**What you have to do:** Print the items from the start through the line that contains "- forward-icon[interactable]: [240, 2041, 304, 2105]", both ends included, with every line unchanged.

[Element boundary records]

______

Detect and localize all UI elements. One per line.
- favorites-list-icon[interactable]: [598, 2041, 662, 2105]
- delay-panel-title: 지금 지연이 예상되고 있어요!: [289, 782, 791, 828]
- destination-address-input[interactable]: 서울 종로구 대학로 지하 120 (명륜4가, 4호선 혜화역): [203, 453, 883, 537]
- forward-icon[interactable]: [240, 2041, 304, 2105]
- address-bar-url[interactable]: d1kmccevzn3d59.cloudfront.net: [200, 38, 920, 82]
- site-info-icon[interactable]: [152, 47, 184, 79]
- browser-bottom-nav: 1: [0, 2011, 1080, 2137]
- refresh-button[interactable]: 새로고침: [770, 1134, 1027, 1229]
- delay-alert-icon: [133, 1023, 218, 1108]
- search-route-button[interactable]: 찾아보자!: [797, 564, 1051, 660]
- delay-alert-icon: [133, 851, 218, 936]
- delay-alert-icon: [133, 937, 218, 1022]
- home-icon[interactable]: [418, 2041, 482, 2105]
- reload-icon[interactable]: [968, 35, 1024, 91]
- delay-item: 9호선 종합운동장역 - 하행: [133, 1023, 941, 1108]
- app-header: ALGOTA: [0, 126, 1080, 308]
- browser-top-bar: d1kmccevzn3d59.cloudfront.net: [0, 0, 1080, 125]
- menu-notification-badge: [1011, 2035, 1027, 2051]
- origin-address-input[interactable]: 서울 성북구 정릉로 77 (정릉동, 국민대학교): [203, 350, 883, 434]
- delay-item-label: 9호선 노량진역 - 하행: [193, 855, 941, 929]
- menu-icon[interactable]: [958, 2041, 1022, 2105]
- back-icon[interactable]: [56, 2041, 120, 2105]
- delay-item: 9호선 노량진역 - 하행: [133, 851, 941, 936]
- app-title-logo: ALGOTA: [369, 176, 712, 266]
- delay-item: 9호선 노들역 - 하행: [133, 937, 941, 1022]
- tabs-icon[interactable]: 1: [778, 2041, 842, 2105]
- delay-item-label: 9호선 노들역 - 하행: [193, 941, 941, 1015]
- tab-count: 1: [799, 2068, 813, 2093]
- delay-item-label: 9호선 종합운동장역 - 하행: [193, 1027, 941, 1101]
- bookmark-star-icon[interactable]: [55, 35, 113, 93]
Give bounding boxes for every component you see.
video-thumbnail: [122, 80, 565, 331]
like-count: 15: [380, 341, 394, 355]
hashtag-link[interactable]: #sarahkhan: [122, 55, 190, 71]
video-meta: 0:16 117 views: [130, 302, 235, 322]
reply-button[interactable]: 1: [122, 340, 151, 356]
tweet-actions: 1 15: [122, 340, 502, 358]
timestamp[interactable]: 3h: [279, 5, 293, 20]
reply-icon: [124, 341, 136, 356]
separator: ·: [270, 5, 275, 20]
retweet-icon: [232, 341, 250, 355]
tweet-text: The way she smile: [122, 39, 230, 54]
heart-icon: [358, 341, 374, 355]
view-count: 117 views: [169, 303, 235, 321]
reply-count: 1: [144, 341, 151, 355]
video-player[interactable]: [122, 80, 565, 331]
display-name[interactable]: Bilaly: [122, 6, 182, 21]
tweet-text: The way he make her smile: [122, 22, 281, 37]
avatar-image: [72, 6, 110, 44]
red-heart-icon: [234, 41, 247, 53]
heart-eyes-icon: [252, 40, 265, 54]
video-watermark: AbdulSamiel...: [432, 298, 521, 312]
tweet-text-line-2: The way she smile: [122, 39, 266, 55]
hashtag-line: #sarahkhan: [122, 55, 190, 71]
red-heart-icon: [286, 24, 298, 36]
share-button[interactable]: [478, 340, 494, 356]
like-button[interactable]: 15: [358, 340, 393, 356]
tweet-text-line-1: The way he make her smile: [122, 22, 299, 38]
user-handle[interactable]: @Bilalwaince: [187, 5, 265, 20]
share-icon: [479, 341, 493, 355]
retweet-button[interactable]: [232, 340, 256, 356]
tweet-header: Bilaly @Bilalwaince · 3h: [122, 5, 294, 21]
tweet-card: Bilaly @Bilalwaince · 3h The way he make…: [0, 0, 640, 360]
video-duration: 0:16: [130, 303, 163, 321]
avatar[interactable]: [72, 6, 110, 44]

______

**Full solution:**
Detect and localize all UI elements. One per line.
- favorites-list-icon[interactable]: [598, 2041, 662, 2105]
- delay-panel-title: 지금 지연이 예상되고 있어요!: [289, 782, 791, 828]
- destination-address-input[interactable]: 서울 종로구 대학로 지하 120 (명륜4가, 4호선 혜화역): [203, 453, 883, 537]
- forward-icon[interactable]: [240, 2041, 304, 2105]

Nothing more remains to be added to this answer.